- **Required task**:
Only lines holding the string "造就千年文明" are wanted; copy each one from the material.

- **Input for this task**:
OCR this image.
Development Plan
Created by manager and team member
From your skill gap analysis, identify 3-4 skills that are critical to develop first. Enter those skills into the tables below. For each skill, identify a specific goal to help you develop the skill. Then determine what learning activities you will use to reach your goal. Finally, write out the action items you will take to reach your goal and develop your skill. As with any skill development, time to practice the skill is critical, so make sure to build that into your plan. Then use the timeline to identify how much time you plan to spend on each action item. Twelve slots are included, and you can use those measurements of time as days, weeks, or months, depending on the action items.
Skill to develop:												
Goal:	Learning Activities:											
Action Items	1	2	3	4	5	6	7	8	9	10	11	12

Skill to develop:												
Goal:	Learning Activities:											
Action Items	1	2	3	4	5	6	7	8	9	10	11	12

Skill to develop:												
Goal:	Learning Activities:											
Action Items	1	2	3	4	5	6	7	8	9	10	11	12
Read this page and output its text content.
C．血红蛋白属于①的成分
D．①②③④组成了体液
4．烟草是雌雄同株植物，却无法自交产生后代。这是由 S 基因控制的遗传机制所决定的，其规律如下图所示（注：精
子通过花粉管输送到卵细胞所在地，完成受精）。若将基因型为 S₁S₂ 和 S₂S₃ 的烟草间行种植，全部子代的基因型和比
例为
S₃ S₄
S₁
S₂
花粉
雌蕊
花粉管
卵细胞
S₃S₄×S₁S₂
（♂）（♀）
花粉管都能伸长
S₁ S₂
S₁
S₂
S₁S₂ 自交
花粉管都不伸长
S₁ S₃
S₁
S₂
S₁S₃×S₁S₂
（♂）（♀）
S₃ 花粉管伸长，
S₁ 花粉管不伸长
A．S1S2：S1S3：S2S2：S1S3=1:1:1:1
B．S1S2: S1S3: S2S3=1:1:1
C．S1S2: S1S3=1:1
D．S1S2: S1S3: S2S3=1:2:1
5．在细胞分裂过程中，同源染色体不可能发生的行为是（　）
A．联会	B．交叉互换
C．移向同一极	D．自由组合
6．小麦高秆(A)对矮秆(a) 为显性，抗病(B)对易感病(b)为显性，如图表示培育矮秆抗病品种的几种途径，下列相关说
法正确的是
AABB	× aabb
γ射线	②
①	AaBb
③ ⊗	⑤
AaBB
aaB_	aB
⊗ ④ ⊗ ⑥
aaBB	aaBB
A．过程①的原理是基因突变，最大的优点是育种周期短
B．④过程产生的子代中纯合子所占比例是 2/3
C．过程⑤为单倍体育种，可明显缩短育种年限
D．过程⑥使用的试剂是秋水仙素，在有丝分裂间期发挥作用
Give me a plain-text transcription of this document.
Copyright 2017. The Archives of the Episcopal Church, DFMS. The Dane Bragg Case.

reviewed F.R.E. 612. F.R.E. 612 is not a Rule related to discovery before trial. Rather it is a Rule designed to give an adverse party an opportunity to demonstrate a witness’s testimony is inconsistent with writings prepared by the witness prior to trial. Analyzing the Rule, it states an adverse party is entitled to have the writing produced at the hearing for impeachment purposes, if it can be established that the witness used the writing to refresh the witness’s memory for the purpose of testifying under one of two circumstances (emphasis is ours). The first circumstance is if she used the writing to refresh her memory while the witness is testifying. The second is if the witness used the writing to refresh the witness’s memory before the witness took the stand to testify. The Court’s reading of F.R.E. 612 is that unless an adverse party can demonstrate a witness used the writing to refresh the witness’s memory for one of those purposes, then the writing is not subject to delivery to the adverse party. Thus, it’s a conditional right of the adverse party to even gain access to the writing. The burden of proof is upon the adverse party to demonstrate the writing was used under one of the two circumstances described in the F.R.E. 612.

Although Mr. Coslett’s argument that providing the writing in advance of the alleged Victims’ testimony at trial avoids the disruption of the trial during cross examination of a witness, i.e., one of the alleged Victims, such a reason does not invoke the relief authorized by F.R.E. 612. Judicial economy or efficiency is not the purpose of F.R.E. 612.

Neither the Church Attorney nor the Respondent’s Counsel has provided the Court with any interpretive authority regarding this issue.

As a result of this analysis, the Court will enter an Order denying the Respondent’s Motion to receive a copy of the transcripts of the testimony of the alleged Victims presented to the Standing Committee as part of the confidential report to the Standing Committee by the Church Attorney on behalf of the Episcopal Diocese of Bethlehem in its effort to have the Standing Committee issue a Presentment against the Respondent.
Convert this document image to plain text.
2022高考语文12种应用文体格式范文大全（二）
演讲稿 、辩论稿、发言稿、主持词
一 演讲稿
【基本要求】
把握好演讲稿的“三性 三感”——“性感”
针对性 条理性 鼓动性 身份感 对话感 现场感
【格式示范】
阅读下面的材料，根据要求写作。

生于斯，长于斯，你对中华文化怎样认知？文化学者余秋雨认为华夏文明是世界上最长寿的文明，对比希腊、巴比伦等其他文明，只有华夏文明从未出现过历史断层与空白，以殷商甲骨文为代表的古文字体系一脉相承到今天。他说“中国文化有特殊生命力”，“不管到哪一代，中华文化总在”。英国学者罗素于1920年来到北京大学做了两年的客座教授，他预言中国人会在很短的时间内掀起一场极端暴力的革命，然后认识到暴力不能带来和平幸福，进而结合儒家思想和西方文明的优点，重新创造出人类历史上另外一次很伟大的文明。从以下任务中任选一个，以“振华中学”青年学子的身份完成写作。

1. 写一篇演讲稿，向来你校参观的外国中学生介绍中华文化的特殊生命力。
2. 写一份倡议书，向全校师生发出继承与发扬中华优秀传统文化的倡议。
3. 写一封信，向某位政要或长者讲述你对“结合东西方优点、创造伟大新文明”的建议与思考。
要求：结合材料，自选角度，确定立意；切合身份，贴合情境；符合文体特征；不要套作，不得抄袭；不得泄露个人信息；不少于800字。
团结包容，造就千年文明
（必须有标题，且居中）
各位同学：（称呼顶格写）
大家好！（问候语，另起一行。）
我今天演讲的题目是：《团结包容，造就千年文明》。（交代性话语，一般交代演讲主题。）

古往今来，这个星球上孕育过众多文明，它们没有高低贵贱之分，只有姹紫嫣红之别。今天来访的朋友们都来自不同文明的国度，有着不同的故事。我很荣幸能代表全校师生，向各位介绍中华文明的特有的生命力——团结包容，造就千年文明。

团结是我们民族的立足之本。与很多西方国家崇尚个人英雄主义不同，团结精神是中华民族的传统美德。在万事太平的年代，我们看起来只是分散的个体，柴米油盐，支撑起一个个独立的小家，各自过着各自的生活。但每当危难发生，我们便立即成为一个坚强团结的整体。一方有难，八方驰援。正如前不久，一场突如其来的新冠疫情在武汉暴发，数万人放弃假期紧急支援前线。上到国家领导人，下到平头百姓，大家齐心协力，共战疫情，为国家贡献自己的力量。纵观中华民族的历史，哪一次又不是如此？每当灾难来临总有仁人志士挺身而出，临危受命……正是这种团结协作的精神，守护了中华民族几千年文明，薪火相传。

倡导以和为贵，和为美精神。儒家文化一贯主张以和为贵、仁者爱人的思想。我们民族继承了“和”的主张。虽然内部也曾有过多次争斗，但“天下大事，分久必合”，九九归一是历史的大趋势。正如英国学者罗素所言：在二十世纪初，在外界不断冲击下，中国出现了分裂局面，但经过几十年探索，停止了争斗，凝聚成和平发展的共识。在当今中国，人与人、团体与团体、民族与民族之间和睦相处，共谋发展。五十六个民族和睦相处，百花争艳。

- **Output below**:
团结包容，造就千年文明
我今天演讲的题目是：《团结包容，造就千年文明》。（交代性话语，一般交代演讲主题。）
古往今来，这个星球上孕育过众多文明，它们没有高低贵贱之分，只有姹紫嫣红之别。今天来访的朋友们都来自不同文明的国度，有着不同的故事。我很荣幸能代表全校师生，向各位介绍中华文明的特有的生命力——团结包容，造就千年文明。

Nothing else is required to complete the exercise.